------ Excerpted records
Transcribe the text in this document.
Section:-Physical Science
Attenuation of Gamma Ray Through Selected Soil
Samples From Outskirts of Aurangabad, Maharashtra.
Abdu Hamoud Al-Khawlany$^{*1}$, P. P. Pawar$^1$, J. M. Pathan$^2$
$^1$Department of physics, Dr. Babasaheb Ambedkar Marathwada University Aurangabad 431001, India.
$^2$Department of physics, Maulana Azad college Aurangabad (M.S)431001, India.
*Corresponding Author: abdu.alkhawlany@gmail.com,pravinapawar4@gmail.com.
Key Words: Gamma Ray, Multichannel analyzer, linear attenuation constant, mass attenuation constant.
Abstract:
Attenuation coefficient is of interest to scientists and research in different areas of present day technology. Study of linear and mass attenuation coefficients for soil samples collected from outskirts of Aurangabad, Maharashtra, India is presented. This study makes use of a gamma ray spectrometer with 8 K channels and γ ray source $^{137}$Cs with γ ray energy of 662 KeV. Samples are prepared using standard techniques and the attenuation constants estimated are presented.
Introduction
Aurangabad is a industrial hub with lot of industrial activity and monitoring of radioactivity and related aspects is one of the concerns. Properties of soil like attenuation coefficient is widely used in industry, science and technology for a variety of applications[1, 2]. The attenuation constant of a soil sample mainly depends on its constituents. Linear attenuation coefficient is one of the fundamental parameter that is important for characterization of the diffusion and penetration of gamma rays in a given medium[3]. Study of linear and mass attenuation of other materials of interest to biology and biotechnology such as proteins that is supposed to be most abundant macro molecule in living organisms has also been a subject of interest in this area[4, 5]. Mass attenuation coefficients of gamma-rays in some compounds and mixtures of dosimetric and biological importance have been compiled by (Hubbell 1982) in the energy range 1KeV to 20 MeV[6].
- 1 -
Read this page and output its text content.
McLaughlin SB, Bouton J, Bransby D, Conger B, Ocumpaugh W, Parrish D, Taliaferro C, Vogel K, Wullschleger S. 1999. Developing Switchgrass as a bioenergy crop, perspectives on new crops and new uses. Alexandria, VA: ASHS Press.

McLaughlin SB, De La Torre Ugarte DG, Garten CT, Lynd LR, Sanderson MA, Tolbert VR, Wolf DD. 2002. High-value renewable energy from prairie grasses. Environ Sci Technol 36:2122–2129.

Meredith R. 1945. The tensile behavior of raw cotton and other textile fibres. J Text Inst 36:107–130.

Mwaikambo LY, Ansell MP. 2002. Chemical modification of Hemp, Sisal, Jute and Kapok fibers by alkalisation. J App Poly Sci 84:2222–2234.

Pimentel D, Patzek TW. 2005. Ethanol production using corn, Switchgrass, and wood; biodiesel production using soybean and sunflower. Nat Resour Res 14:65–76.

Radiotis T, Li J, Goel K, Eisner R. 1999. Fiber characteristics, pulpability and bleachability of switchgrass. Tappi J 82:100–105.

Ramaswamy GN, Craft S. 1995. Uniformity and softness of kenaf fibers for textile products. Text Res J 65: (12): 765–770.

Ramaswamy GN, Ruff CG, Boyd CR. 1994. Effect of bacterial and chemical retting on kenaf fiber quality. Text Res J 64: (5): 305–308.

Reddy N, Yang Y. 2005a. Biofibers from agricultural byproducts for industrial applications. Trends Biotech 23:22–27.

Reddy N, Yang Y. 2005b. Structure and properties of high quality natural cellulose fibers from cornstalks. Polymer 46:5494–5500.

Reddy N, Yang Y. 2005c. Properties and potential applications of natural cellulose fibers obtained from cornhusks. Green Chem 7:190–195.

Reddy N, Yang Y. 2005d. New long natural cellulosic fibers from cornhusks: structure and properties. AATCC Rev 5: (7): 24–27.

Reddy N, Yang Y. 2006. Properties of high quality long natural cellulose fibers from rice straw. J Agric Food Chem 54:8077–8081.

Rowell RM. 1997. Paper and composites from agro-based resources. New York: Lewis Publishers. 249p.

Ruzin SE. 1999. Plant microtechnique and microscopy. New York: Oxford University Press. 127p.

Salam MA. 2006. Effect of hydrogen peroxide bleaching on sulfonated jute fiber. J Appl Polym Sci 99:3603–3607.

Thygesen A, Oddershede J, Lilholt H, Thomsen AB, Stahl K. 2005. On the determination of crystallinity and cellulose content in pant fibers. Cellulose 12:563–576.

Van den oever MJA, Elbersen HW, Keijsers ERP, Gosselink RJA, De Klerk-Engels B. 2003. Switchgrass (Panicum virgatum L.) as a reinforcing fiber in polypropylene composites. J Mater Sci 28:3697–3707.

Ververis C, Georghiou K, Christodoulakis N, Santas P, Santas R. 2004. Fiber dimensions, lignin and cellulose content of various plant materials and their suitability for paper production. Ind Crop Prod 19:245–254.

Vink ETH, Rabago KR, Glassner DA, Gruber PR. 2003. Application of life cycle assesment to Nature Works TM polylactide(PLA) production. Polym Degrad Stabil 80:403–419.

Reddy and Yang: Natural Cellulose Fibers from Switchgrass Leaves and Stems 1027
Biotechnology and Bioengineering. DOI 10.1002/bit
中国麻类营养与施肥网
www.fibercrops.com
------------
Task directions: Without leaving anything out, quote all the data.

Result of this task:
Transcribe the text in this document.
Section:-Physical Science
Attenuation of Gamma Ray Through Selected Soil
Samples From Outskirts of Aurangabad, Maharashtra.
Abdu Hamoud Al-Khawlany$^{*1}$, P. P. Pawar$^1$, J. M. Pathan$^2$
$^1$Department of physics, Dr. Babasaheb Ambedkar Marathwada University Aurangabad 431001, India.
$^2$Department of physics, Maulana Azad college Aurangabad (M.S)431001, India.
*Corresponding Author: abdu.alkhawlany@gmail.com,pravinapawar4@gmail.com.
Key Words: Gamma Ray, Multichannel analyzer, linear attenuation constant, mass attenuation constant.
Abstract:
Attenuation coefficient is of interest to scientists and research in different areas of present day technology. Study of linear and mass attenuation coefficients for soil samples collected from outskirts of Aurangabad, Maharashtra, India is presented. This study makes use of a gamma ray spectrometer with 8 K channels and γ ray source $^{137}$Cs with γ ray energy of 662 KeV. Samples are prepared using standard techniques and the attenuation constants estimated are presented.
Introduction
Aurangabad is a industrial hub with lot of industrial activity and monitoring of radioactivity and related aspects is one of the concerns. Properties of soil like attenuation coefficient is widely used in industry, science and technology for a variety of applications[1, 2]. The attenuation constant of a soil sample mainly depends on its constituents. Linear attenuation coefficient is one of the fundamental parameter that is important for characterization of the diffusion and penetration of gamma rays in a given medium[3]. Study of linear and mass attenuation of other materials of interest to biology and biotechnology such as proteins that is supposed to be most abundant macro molecule in living organisms has also been a subject of interest in this area[4, 5]. Mass attenuation coefficients of gamma-rays in some compounds and mixtures of dosimetric and biological importance have been compiled by (Hubbell 1982) in the energy range 1KeV to 20 MeV[6].
- 1 -
Read this page and output its text content.
McLaughlin SB, Bouton J, Bransby D, Conger B, Ocumpaugh W, Parrish D, Taliaferro C, Vogel K, Wullschleger S. 1999. Developing Switchgrass as a bioenergy crop, perspectives on new crops and new uses. Alexandria, VA: ASHS Press.

McLaughlin SB, De La Torre Ugarte DG, Garten CT, Lynd LR, Sanderson MA, Tolbert VR, Wolf DD. 2002. High-value renewable energy from prairie grasses. Environ Sci Technol 36:2122–2129.

Meredith R. 1945. The tensile behavior of raw cotton and other textile fibres. J Text Inst 36:107–130.

Mwaikambo LY, Ansell MP. 2002. Chemical modification of Hemp, Sisal, Jute and Kapok fibers by alkalisation. J App Poly Sci 84:2222–2234.

Pimentel D, Patzek TW. 2005. Ethanol production using corn, Switchgrass, and wood; biodiesel production using soybean and sunflower. Nat Resour Res 14:65–76.

Radiotis T, Li J, Goel K, Eisner R. 1999. Fiber characteristics, pulpability and bleachability of switchgrass. Tappi J 82:100–105.

Ramaswamy GN, Craft S. 1995. Uniformity and softness of kenaf fibers for textile products. Text Res J 65: (12): 765–770.

Ramaswamy GN, Ruff CG, Boyd CR. 1994. Effect of bacterial and chemical retting on kenaf fiber quality. Text Res J 64: (5): 305–308.

Reddy N, Yang Y. 2005a. Biofibers from agricultural byproducts for industrial applications. Trends Biotech 23:22–27.

Reddy N, Yang Y. 2005b. Structure and properties of high quality natural cellulose fibers from cornstalks. Polymer 46:5494–5500.

Reddy N, Yang Y. 2005c. Properties and potential applications of natural cellulose fibers obtained from cornhusks. Green Chem 7:190–195.

Reddy N, Yang Y. 2005d. New long natural cellulosic fibers from cornhusks: structure and properties. AATCC Rev 5: (7): 24–27.

Reddy N, Yang Y. 2006. Properties of high quality long natural cellulose fibers from rice straw. J Agric Food Chem 54:8077–8081.

Rowell RM. 1997. Paper and composites from agro-based resources. New York: Lewis Publishers. 249p.

Ruzin SE. 1999. Plant microtechnique and microscopy. New York: Oxford University Press. 127p.

Salam MA. 2006. Effect of hydrogen peroxide bleaching on sulfonated jute fiber. J Appl Polym Sci 99:3603–3607.

Thygesen A, Oddershede J, Lilholt H, Thomsen AB, Stahl K. 2005. On the determination of crystallinity and cellulose content in pant fibers. Cellulose 12:563–576.

Van den oever MJA, Elbersen HW, Keijsers ERP, Gosselink RJA, De Klerk-Engels B. 2003. Switchgrass (Panicum virgatum L.) as a reinforcing fiber in polypropylene composites. J Mater Sci 28:3697–3707.

Ververis C, Georghiou K, Christodoulakis N, Santas P, Santas R. 2004. Fiber dimensions, lignin and cellulose content of various plant materials and their suitability for paper production. Ind Crop Prod 19:245–254.

Vink ETH, Rabago KR, Glassner DA, Gruber PR. 2003. Application of life cycle assesment to Nature Works TM polylactide(PLA) production. Polym Degrad Stabil 80:403–419.

Reddy and Yang: Natural Cellulose Fibers from Switchgrass Leaves and Stems 1027
Biotechnology and Bioengineering. DOI 10.1002/bit
中国麻类营养与施肥网
www.fibercrops.com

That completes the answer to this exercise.